■ Task statement: Transcribe the whole listing without a single picture.

■ Given information:
--- start ---

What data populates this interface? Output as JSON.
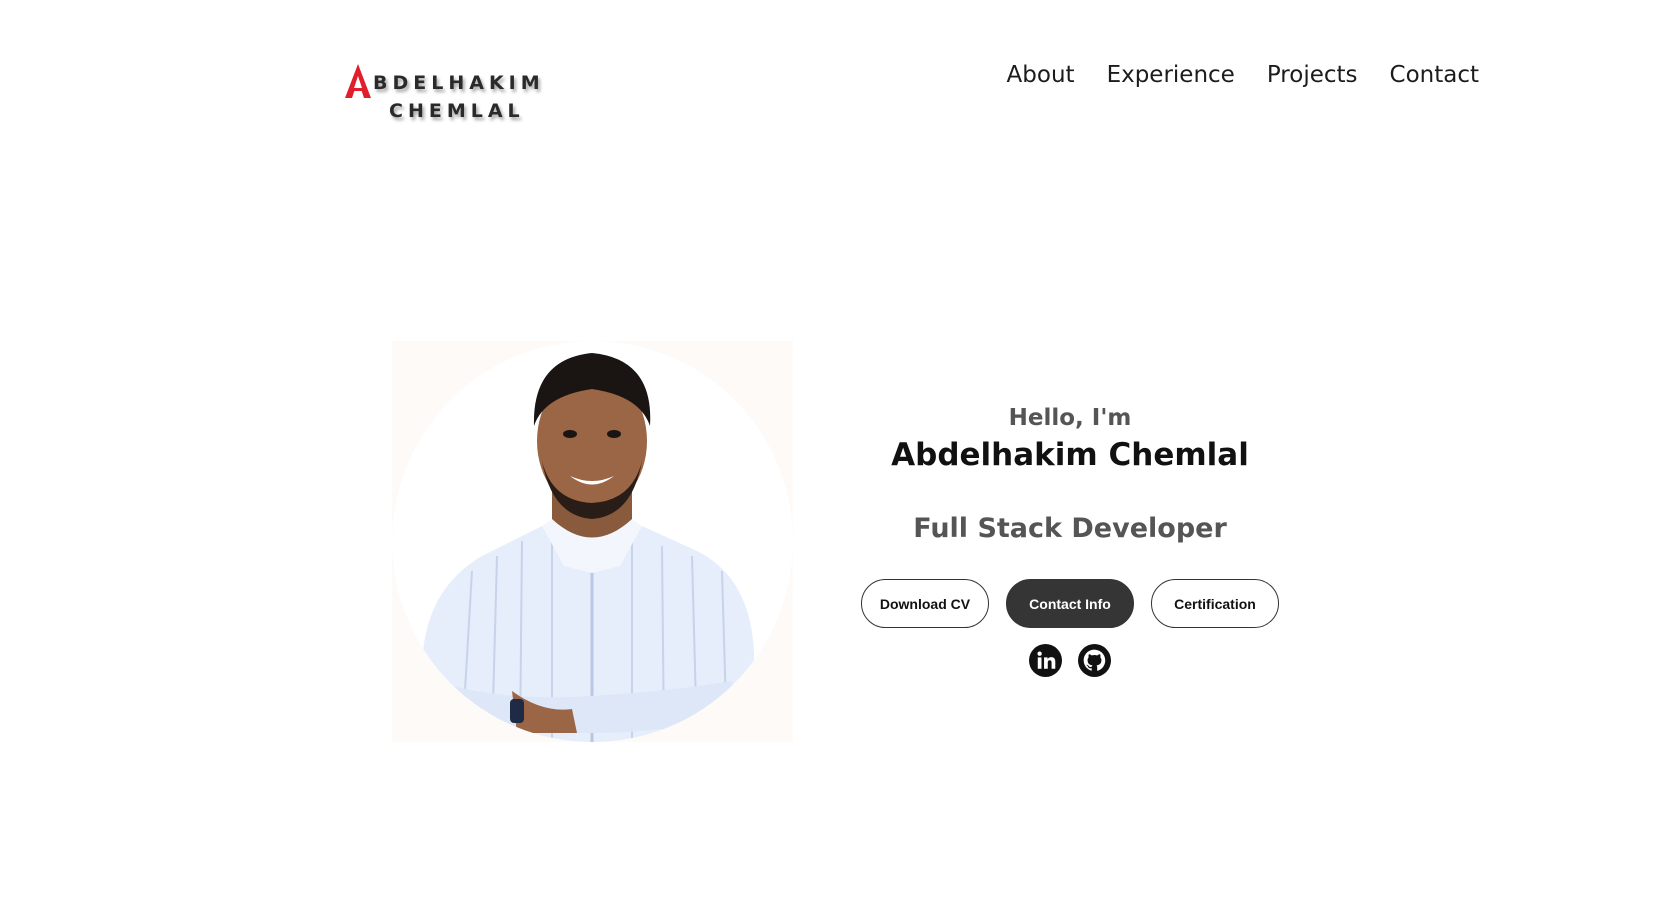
{
  "brand": {
    "logo_text_line1": "ABDELHAKIM",
    "logo_text_line2": "CHEMLAL",
    "line1_rest": "BDELHAKIM",
    "accent_color": "#e01e2c"
  },
  "nav": {
    "items": [
      {
        "label": "About"
      },
      {
        "label": "Experience"
      },
      {
        "label": "Projects"
      },
      {
        "label": "Contact"
      }
    ]
  },
  "hero": {
    "greeting": "Hello, I'm",
    "name": "Abdelhakim Chemlal",
    "title": "Full Stack Developer",
    "buttons": {
      "download_cv": "Download CV",
      "contact_info": "Contact Info",
      "certification": "Certification"
    },
    "socials": [
      {
        "icon": "linkedin-icon"
      },
      {
        "icon": "github-icon"
      }
    ]
  },
  "colors": {
    "dark_button": "#353535",
    "text_muted": "#555555"
  }
}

--- end ---

■ Finished exercise:
What data populates this interface? Output as JSON.
{
  "brand": {
    "logo_text_line1": "ABDELHAKIM",
    "logo_text_line2": "CHEMLAL",
    "line1_rest": "BDELHAKIM",
    "accent_color": "#e01e2c"
  },
  "nav": {
    "items": [
      {
        "label": "About"
      },
      {
        "label": "Experience"
      },
      {
        "label": "Projects"
      },
      {
        "label": "Contact"
      }
    ]
  },
  "hero": {
    "greeting": "Hello, I'm",
    "name": "Abdelhakim Chemlal",
    "title": "Full Stack Developer",
    "buttons": {
      "download_cv": "Download CV",
      "contact_info": "Contact Info",
      "certification": "Certification"
    },
    "socials": [
      {
        "icon": "linkedin-icon"
      },
      {
        "icon": "github-icon"
      }
    ]
  },
  "colors": {
    "dark_button": "#353535",
    "text_muted": "#555555"
  }
}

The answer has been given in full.